### 設問一覧:
a) 精巣内卵細胞についての本文によると、精巣内卵細胞は精巣内で生後どのくらいの期間のうちに消滅しますか。
b) 精巣内卵細胞についての本文から、「MRL/MpJマウスの精巣内卵細胞を用い」で始まり「法と培養法を検討しています。」で終わる部分を一字一句違えずに書き写してください。

### 本文ブロック:
##############################

私達はMRL/MpJマウスの精巣内卵細胞が発育して卵となり、受精し、新たな個体をつくることができるのではないかと予想しています。
これまで、哺乳類では一方の性のみによる生殖は不可能とされてきましたが、2004年に2つの卵細胞を用いて、雌由来のゲノムのみを持つマウスの作出が報告されました(Kono et al., Nature, 2004)。
MRL/MpJマウスの精巣内卵細胞を用いた場合、卵も精子も雄由来であるため、雄由来のゲノムのみをもつマウスが誕生することになります。
出生後の精巣内卵細胞は、透明帯や卵胞上皮細胞など卵巣内卵細胞と類似した形態学的特徴と、精子受容能を有しています。
図. 生後4日齢のMRL/MpJマウスの精巣内卵細胞における透明帯タンパク3(ZP3)の局在(左:精巣内卵細胞、右:卵巣内卵細胞)
しかしながら、精巣内卵細胞は精巣内では生後発育異常を示し、生後1ヶ月以内に消滅してしまいます。精巣内卵細胞を正常に発育させ、卵へと成熟させるため、胎子期精巣内卵細胞の分離法と培養法を検討しています。

##############################

保存データ:
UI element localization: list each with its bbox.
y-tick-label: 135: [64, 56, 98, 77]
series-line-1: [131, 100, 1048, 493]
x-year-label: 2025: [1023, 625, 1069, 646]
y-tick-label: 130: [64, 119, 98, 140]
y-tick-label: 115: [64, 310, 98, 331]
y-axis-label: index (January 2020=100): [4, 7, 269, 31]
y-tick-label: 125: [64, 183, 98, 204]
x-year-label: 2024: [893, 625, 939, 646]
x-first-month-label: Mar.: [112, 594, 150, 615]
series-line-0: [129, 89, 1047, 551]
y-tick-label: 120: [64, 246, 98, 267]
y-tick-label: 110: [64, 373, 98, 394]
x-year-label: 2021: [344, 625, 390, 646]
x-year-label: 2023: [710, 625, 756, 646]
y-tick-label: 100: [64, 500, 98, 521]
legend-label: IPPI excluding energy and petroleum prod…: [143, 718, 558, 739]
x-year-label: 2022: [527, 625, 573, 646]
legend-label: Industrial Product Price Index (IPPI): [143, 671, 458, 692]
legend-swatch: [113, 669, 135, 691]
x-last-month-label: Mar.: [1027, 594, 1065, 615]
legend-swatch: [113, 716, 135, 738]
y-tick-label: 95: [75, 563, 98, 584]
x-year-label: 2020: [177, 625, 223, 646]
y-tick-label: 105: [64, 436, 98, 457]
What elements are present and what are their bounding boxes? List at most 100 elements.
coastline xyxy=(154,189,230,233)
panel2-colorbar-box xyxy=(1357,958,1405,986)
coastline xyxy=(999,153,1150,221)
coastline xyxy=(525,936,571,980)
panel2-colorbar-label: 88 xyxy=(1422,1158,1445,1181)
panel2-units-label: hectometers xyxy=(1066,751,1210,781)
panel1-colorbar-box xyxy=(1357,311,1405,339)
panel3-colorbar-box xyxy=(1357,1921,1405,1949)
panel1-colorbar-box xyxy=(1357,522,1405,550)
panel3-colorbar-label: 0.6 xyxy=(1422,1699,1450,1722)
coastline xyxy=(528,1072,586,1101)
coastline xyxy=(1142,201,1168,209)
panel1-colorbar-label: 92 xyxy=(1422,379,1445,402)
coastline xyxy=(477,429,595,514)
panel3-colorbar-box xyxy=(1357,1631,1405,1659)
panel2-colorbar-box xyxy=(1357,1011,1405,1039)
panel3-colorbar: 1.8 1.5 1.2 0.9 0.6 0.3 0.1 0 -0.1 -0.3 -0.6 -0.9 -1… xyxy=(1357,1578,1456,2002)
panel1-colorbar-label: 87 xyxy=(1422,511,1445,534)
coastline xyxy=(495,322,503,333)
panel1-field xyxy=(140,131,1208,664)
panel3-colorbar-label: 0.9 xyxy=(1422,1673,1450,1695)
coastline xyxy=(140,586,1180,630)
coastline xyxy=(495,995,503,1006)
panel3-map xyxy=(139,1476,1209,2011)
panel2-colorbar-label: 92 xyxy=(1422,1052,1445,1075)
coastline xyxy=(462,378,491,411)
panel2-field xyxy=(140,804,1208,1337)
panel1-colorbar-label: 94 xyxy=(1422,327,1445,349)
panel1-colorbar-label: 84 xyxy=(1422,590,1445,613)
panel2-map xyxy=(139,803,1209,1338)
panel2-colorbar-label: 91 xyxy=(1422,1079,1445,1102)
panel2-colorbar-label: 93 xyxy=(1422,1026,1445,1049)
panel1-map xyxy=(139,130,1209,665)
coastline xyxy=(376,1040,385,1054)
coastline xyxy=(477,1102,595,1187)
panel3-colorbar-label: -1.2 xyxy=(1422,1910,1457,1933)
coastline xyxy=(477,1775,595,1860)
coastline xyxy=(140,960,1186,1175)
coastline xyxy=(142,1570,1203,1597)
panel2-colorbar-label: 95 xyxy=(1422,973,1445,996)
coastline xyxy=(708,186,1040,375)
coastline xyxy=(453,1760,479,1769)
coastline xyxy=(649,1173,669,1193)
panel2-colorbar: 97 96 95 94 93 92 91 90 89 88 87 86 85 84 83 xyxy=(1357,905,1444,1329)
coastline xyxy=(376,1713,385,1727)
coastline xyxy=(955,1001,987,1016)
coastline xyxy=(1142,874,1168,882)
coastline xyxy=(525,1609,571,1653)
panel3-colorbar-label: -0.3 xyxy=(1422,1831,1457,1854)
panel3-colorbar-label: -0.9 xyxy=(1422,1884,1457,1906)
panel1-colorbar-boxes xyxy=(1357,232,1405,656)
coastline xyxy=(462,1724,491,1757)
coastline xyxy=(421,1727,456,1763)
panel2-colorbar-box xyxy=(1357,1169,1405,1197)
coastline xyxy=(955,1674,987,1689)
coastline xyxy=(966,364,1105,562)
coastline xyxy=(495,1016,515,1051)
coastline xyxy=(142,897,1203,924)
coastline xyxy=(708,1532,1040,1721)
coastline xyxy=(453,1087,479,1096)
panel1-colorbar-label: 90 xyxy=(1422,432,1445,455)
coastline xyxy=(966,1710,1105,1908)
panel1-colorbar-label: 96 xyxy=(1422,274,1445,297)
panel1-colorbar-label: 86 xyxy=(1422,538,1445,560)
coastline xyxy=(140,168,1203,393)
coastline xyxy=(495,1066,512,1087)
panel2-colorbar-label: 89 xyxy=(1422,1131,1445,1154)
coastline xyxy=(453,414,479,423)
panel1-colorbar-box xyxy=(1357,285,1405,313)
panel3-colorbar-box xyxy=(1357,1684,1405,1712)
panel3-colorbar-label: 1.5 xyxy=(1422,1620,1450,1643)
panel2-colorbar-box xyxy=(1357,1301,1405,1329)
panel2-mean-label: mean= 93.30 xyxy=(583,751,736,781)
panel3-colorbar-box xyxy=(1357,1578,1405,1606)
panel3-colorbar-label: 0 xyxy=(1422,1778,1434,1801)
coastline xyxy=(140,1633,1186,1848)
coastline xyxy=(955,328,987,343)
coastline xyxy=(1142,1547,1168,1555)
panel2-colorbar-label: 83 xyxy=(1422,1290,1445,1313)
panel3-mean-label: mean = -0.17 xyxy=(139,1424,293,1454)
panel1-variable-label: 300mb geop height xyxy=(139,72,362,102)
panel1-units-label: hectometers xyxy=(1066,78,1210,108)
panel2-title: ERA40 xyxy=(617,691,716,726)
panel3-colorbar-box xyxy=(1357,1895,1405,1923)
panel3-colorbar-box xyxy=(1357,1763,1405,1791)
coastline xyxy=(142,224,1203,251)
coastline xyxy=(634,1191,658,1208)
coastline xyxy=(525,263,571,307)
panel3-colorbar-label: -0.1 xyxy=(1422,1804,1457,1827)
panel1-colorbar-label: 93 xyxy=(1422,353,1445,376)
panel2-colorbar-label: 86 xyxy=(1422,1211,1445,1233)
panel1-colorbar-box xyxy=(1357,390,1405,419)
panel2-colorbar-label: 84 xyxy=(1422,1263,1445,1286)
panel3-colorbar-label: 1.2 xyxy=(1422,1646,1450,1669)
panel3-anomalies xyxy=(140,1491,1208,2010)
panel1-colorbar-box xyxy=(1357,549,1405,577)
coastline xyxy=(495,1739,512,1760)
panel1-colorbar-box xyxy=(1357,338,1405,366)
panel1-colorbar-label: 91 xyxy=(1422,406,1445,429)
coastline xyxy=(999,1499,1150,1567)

##############################

### 回答結果:
a) 生後1ヶ月以内に消滅します。

b)
MRL/MpJマウスの精巣内卵細胞を用いた場合、卵も精子も雄由来であるため、雄由来のゲノムのみをもつマウスが誕生することになります。
出生後の精巣内卵細胞は、透明帯や卵胞上皮細胞など卵巣内卵細胞と類似した形態学的特徴と、精子受容能を有しています。
図. 生後4日齢のMRL/MpJマウスの精巣内卵細胞における透明帯タンパク3(ZP3)の局在(左:精巣内卵細胞、右:卵巣内卵細胞)
しかしながら、精巣内卵細胞は精巣内では生後発育異常を示し、生後1ヶ月以内に消滅してしまいます。精巣内卵細胞を正常に発育させ、卵へと成熟させるため、胎子期精巣内卵細胞の分離法と培養法を検討しています。